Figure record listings
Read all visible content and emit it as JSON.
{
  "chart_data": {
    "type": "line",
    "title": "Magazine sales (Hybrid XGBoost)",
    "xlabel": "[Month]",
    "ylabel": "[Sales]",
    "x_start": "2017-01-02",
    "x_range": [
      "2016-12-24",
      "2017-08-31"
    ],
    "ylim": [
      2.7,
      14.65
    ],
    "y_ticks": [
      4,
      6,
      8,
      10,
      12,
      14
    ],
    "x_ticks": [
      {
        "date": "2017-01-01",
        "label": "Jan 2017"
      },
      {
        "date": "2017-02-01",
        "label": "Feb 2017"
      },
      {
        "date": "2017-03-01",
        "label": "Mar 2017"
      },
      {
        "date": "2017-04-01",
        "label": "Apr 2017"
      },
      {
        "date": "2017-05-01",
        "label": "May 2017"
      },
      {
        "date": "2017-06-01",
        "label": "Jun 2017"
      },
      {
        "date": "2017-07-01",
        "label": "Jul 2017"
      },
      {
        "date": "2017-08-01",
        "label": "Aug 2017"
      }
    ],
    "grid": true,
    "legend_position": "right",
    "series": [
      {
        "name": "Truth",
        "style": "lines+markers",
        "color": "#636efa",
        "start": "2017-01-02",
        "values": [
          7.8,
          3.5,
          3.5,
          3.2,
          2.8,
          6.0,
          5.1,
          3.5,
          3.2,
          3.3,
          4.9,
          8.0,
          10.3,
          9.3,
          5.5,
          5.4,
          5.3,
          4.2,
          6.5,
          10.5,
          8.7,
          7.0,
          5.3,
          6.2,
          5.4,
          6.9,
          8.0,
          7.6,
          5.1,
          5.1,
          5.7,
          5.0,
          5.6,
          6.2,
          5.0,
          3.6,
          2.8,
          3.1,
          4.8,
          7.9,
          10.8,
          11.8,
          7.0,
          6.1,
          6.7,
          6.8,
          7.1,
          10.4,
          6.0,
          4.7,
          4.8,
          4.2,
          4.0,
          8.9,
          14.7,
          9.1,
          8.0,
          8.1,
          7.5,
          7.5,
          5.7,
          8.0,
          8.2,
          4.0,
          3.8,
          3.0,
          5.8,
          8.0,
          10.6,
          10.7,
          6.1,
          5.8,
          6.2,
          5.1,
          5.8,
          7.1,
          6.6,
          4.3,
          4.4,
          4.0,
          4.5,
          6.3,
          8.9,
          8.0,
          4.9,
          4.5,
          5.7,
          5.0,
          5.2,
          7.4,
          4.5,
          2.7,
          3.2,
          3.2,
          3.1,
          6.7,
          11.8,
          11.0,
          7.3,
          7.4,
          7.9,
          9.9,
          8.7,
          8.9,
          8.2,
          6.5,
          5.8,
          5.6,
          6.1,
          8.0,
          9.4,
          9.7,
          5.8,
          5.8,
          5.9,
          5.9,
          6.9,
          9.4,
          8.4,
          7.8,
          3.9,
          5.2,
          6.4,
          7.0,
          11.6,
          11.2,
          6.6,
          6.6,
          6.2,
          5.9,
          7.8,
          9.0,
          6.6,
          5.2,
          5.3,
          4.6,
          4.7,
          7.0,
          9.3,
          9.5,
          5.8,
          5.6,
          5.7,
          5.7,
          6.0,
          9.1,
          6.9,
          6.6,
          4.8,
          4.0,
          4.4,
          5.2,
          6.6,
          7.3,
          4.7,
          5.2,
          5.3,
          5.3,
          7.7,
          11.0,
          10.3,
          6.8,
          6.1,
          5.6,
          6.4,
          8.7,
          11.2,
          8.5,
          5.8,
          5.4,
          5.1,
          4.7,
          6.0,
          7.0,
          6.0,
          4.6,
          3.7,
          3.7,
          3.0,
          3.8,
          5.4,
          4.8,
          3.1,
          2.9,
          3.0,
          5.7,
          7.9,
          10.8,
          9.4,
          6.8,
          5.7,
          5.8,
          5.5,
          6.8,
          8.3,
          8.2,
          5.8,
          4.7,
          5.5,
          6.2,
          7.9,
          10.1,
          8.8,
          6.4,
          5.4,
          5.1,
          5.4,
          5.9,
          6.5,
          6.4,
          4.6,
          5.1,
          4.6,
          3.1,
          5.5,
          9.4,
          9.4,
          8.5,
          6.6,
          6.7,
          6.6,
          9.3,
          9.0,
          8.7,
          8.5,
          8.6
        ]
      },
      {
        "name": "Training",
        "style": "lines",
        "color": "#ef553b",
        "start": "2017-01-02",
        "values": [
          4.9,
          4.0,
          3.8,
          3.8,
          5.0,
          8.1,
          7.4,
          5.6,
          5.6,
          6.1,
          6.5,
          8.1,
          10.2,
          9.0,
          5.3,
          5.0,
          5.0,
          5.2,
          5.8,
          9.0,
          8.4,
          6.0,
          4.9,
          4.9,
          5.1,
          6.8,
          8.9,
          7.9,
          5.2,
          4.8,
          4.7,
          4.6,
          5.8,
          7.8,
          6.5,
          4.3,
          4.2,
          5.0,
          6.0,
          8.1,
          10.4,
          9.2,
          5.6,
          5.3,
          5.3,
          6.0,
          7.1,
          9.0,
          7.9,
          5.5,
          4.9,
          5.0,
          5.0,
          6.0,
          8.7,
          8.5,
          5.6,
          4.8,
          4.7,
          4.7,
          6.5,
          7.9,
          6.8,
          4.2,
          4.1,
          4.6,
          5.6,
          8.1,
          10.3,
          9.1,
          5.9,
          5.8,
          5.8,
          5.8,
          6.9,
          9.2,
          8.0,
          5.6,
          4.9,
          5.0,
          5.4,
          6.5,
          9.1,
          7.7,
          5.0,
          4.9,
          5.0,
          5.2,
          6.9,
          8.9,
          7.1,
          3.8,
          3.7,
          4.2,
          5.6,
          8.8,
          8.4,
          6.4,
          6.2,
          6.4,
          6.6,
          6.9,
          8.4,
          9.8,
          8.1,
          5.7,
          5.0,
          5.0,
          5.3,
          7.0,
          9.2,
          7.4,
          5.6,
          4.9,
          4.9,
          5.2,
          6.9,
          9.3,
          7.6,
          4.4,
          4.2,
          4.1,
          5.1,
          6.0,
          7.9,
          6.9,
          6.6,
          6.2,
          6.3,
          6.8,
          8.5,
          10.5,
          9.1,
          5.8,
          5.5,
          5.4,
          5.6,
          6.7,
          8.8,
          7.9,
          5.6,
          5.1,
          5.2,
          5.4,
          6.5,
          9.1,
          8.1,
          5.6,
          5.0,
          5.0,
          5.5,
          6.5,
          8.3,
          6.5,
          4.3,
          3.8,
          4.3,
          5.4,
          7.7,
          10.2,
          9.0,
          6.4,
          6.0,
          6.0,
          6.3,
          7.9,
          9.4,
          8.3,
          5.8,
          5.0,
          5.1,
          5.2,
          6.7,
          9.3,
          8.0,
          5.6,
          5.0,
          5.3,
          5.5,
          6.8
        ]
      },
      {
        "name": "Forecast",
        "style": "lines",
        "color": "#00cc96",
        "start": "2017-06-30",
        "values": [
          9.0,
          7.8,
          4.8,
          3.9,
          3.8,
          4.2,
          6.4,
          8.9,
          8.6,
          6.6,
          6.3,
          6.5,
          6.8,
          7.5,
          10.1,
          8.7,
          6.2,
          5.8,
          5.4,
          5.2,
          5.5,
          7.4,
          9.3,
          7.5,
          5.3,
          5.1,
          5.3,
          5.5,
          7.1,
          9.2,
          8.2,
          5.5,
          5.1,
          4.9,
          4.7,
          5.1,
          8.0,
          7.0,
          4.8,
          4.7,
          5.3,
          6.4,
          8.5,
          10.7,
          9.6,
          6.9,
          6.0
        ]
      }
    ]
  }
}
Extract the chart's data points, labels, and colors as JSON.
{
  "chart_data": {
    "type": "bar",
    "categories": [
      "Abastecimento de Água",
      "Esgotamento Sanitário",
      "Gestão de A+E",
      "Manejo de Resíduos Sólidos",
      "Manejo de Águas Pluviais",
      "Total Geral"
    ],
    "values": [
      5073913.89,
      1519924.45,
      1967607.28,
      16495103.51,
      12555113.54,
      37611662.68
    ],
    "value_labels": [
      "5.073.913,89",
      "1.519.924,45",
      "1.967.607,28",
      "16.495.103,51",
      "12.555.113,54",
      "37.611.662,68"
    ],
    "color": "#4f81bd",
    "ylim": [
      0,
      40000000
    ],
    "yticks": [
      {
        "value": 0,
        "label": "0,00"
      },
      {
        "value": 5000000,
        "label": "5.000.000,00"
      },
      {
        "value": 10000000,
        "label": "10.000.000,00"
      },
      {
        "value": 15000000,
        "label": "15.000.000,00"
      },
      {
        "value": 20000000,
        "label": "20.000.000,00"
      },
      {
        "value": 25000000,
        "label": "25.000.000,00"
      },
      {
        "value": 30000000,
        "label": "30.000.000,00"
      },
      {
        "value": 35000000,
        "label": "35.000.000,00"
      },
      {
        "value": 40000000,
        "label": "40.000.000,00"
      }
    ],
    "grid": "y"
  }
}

◆ WORK TO COMPLETE: Repeat, word for word, every line from the line that contains "Extract the chart's" to the end of the entries; include both of those lines and no others.

◆ RESULT FOR THIS EXERCISE:
Extract the chart's data points, labels, and colors as JSON.
{
  "chart_data": {
    "type": "bar",
    "categories": [
      "Abastecimento de Água",
      "Esgotamento Sanitário",
      "Gestão de A+E",
      "Manejo de Resíduos Sólidos",
      "Manejo de Águas Pluviais",
      "Total Geral"
    ],
    "values": [
      5073913.89,
      1519924.45,
      1967607.28,
      16495103.51,
      12555113.54,
      37611662.68
    ],
    "value_labels": [
      "5.073.913,89",
      "1.519.924,45",
      "1.967.607,28",
      "16.495.103,51",
      "12.555.113,54",
      "37.611.662,68"
    ],
    "color": "#4f81bd",
    "ylim": [
      0,
      40000000
    ],
    "yticks": [
      {
        "value": 0,
        "label": "0,00"
      },
      {
        "value": 5000000,
        "label": "5.000.000,00"
      },
      {
        "value": 10000000,
        "label": "10.000.000,00"
      },
      {
        "value": 15000000,
        "label": "15.000.000,00"
      },
      {
        "value": 20000000,
        "label": "20.000.000,00"
      },
      {
        "value": 25000000,
        "label": "25.000.000,00"
      },
      {
        "value": 30000000,
        "label": "30.000.000,00"
      },
      {
        "value": 35000000,
        "label": "35.000.000,00"
      },
      {
        "value": 40000000,
        "label": "40.000.000,00"
      }
    ],
    "grid": "y"
  }
}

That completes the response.